> [Supplied text]:
**********
[edk2-devel] static data in dxe_runtime modules

Laszlo Ersek lersek at redhat.com
Tue Aug 13 09:10:27 UTC 2019


On 08/12/19 20:43, Roman Kagan wrote:
> On Fri, Aug 09, 2019 at 04:07:00PM +0000, Roman Kagan via Groups.Io wrote:
>> On Thu, Aug 08, 2019 at 07:39:14PM +0200, Laszlo Ersek wrote:
>>> On 08/07/19 19:41, Andrew Fish wrote:
>>>>> On Aug 7, 2019, at 10:29 AM, Laszlo Ersek <lersek at redhat.com> wrote:
>>>>> On 08/05/19 12:18, Roman Kagan wrote:
>>>>>> On Sat, Aug 03, 2019 at 04:03:04AM +0200, Laszlo Ersek via Groups.Io wrote:
>>>>>>> On 08/01/19 21:16, Roman Kagan wrote:
>>>>> I'm convinced that OpenSSL needs to expose a new API for this particular
>>>>> problem.
>>
>> Since, as you point out below, the problem only affects the essentially
>> broken configuration (SECURE_BOOT_ENABLE && !SMM_REQUIRE), I'm fine with
>> saving time and effort and sticking to the hack-ish approach proposed in
>> the bugzilla issue, which is to iterate over "thread-local" pointers and
>> EfiConvertPointer() on each.  (As long as it fixes the problem of
>> course; I'll test and report back.)
> 
> It doesn't :(  It just gets slightly further and hits another static
> pointer variable which is not part of the thread-local array:
> 
> ...
>   Pkcs7Verify
>     EVP_add_digest
>       OBJ_NAME_add
> 
> this one uses a few static pointer variables that are also initialized
> on demand and become stale upon SetVirtualAddressMap().

So it looks like the issue can't be solved without making OpenSSL aware
of this use case.
**********
> [Task item]: Extend the edk2-devel message on static data in DXE runtime modules, picking up after its final sentence. The rows after this point are separate material with no connection to the edk2-devel message.
**********
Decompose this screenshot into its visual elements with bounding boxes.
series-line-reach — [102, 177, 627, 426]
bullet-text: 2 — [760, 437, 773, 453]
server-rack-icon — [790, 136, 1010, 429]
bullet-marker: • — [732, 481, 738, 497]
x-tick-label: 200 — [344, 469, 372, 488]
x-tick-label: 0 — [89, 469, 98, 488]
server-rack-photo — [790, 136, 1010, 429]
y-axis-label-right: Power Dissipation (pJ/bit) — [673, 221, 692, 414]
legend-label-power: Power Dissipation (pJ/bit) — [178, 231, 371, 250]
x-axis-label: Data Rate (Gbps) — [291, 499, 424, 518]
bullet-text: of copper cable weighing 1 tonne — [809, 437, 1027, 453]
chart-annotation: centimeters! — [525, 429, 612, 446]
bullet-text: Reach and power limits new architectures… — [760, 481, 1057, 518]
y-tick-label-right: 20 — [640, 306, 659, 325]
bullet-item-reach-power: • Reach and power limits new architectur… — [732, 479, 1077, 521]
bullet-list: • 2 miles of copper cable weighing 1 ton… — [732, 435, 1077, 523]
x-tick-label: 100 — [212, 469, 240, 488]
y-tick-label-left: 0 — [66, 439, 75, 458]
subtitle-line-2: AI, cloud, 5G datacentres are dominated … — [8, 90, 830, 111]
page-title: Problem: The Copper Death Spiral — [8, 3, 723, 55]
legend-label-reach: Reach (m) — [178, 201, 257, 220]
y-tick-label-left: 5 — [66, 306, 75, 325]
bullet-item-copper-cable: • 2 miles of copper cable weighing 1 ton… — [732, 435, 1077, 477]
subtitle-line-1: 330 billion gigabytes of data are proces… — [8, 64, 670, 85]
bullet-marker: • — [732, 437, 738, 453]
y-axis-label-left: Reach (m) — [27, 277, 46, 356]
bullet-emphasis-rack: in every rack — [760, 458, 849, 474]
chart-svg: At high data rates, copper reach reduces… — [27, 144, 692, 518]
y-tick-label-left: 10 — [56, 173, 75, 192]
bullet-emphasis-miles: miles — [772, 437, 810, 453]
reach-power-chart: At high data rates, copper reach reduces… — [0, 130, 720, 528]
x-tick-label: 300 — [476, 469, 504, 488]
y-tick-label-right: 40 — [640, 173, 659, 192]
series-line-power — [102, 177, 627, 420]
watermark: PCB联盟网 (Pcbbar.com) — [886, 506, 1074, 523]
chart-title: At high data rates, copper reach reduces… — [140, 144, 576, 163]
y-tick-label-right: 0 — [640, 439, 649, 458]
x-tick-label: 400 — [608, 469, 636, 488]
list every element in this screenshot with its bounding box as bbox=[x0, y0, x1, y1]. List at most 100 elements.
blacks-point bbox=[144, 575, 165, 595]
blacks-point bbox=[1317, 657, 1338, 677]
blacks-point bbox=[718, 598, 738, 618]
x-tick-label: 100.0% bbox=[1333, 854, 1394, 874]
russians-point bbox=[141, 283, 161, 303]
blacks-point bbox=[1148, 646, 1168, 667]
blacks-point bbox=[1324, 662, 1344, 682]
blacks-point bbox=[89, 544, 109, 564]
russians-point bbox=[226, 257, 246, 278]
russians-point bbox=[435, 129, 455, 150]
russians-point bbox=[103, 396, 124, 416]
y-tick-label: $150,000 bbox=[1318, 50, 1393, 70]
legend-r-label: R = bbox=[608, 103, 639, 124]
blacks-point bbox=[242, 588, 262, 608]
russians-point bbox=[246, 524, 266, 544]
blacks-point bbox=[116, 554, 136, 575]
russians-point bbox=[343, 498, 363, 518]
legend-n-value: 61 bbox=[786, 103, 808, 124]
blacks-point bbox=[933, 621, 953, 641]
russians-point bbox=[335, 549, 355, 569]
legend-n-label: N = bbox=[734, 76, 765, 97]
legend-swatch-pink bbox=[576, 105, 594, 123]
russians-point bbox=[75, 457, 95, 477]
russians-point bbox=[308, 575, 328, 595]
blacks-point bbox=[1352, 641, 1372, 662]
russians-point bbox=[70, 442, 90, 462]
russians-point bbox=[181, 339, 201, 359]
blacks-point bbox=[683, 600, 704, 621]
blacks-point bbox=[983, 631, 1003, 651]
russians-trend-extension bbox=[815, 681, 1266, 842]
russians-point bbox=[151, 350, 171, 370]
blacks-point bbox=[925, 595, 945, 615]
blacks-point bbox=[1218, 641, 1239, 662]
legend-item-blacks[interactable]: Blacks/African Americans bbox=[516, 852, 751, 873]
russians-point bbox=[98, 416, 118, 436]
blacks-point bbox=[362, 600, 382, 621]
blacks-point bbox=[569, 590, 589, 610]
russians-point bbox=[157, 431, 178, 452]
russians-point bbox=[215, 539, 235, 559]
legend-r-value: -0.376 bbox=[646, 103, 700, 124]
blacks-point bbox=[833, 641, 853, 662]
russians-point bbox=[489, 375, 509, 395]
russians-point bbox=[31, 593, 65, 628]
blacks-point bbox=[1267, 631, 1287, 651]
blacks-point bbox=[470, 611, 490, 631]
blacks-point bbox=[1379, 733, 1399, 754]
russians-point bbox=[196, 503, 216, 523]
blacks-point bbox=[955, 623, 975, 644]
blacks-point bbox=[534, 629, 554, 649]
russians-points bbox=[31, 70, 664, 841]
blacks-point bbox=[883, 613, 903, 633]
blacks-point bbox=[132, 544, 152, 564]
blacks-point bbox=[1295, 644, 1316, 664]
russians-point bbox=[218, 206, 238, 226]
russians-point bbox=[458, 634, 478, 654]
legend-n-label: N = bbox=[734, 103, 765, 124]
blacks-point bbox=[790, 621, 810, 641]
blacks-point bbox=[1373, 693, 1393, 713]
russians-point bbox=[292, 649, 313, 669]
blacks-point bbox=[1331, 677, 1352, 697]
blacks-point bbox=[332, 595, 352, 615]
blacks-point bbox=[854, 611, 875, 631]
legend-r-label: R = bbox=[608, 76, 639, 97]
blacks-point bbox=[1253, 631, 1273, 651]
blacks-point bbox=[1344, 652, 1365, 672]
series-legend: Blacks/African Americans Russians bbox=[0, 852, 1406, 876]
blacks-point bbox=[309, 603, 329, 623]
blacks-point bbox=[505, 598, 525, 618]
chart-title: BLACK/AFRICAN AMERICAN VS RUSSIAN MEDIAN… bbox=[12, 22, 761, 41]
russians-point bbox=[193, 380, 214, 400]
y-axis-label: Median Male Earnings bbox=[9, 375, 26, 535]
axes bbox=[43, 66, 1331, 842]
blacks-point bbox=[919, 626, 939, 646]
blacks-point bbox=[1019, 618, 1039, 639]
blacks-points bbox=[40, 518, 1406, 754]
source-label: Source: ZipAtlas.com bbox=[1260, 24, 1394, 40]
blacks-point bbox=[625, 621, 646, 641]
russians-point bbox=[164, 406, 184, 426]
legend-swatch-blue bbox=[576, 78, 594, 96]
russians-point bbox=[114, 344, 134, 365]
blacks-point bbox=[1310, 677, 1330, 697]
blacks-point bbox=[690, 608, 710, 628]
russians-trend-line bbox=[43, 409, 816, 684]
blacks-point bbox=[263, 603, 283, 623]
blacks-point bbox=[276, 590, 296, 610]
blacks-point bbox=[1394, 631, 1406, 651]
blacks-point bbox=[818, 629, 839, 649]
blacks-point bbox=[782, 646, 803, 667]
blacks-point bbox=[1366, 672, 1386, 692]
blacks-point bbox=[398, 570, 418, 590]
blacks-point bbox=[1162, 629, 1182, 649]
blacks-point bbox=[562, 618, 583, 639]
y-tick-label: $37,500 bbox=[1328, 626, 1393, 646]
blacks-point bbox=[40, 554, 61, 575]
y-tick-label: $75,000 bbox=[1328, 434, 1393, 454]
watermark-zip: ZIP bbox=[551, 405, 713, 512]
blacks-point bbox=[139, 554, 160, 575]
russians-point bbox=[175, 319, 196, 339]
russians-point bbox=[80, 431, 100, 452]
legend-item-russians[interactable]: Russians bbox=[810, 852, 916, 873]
**********
> [Response to this task]:
>> So we should be good without a new API from OpenSSL.
> 
>>> In other words, the problem doesn't exist when OpenSSL (with the rest of
>>> the variable driver stack) is protected with SMM, as pointers into SMRAM
>>> remain valid "forever", after the initial SMM driver dispatch.
>>
>> Makes perfect sense.  We happen to build this broken configuration for
>> some historical reasons, I'm failing to recall exactly which.  Will try
>> to get rid of it.
> 
> We appear to have some i440fx-based VMs with SecureBoot in the field
> (dunno about their origin) and those don't allow SMM.

Indeed i440fx has no support for SMM/SMRAM -- but that only means that
Secure Boot cannot be made actually secure on i440fx.

Red Hat used to offer an OVMF binary that ran on i440fx too, and
included the Secure Boot feature without SMM. But the package containing
that binary was always marked as Tech Preview. When we exited Tech
Preview with OVMF, we removed said binary.